Stated task =
Below are some records. Count the lines with "true" in them and give nothing but the total.

Dataset items:
■ ■ ■ ■
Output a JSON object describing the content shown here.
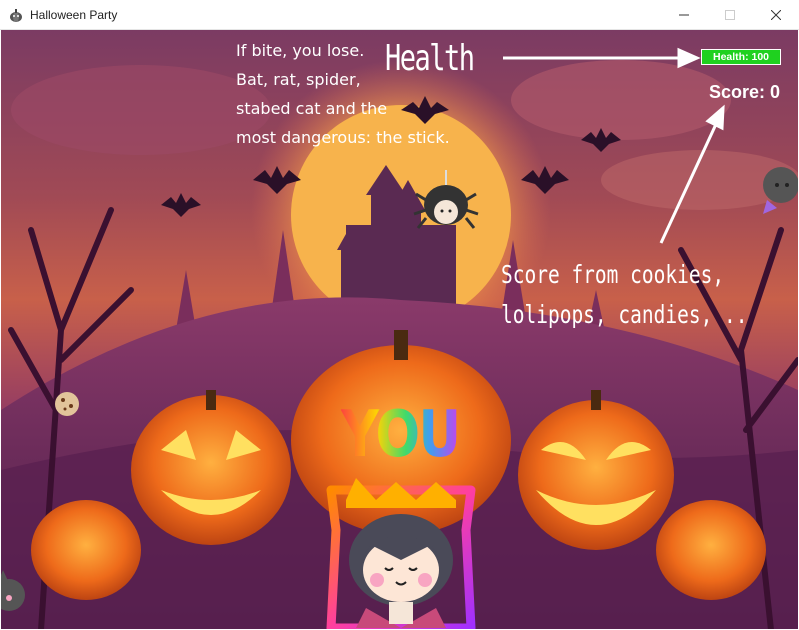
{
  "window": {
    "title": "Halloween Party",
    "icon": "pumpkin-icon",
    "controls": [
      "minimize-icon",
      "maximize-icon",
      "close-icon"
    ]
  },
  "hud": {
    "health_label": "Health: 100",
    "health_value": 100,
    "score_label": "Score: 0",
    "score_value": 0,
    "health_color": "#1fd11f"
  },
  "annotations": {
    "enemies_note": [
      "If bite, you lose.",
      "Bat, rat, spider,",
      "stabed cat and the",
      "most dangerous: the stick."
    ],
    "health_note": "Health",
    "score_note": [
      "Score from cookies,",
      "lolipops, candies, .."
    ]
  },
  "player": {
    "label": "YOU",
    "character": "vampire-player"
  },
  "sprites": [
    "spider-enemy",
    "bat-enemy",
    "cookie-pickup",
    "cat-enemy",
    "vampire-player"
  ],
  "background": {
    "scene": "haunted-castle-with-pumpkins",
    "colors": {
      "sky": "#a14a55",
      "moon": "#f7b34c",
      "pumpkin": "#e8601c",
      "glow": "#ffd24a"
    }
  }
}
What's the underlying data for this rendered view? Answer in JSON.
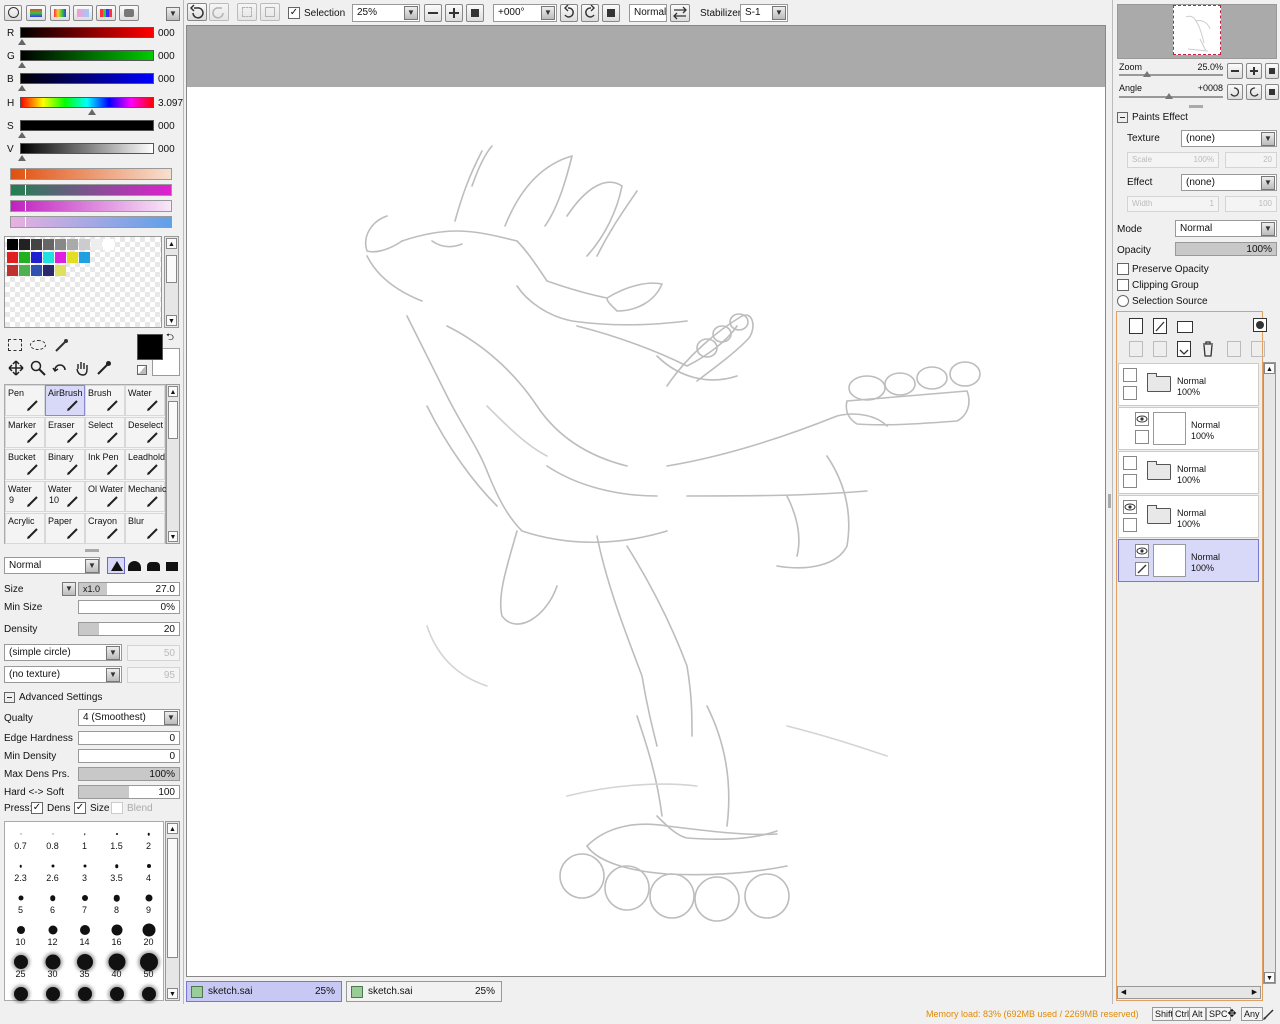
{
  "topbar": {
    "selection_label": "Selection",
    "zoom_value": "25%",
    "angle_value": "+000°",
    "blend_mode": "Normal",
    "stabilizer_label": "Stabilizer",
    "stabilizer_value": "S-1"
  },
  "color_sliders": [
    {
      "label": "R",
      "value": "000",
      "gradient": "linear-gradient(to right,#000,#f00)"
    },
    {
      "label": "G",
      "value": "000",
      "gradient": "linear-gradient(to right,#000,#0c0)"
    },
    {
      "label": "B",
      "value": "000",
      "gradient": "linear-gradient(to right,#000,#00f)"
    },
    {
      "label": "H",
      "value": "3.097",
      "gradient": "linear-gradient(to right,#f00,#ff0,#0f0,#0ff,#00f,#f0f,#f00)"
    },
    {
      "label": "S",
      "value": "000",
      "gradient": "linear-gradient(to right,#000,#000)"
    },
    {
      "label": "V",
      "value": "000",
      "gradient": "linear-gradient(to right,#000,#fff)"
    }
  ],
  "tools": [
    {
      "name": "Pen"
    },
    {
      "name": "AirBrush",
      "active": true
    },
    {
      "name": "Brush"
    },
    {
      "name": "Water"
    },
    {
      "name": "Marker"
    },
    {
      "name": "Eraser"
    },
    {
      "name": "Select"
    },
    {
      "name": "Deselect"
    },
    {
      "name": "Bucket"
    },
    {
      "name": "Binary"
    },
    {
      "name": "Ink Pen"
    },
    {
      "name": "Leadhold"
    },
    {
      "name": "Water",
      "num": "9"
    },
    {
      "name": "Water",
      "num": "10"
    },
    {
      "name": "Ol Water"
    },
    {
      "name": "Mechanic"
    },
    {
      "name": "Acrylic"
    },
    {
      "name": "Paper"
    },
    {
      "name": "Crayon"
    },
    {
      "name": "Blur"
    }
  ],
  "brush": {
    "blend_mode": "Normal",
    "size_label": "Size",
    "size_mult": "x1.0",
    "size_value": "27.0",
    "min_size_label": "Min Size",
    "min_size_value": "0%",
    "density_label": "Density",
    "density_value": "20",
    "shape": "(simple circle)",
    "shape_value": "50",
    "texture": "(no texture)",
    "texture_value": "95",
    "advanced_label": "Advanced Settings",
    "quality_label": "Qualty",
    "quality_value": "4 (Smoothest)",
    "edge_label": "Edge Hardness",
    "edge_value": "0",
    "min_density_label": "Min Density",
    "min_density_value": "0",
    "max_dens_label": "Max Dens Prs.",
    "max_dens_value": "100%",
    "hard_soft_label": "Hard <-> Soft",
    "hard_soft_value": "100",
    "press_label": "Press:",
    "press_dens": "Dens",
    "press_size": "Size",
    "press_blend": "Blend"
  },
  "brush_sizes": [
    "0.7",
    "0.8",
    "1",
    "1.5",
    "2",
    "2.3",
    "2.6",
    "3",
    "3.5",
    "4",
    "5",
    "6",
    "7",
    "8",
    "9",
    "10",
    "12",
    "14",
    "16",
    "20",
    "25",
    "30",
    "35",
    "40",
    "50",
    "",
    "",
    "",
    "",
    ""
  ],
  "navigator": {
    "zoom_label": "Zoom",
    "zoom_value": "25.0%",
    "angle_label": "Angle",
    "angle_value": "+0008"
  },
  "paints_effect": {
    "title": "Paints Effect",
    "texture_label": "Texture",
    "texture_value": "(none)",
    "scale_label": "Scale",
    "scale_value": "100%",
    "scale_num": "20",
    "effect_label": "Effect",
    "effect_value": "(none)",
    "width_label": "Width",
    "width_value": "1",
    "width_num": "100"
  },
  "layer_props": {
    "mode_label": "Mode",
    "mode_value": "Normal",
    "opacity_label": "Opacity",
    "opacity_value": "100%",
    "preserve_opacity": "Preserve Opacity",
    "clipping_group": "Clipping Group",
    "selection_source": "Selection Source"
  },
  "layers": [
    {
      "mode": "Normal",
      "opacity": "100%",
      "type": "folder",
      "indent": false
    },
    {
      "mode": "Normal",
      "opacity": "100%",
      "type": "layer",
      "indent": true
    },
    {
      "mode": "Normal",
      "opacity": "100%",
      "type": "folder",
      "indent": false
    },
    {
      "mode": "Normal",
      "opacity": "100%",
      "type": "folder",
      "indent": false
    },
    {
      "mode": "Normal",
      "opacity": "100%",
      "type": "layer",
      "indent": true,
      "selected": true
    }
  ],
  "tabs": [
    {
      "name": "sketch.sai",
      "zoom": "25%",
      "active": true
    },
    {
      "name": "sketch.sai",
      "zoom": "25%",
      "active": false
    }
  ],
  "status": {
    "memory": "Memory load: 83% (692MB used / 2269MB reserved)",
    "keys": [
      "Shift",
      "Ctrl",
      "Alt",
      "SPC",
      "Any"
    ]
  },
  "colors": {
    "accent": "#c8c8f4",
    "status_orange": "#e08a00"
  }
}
■ ■ ■ ■
Solution for this task =
5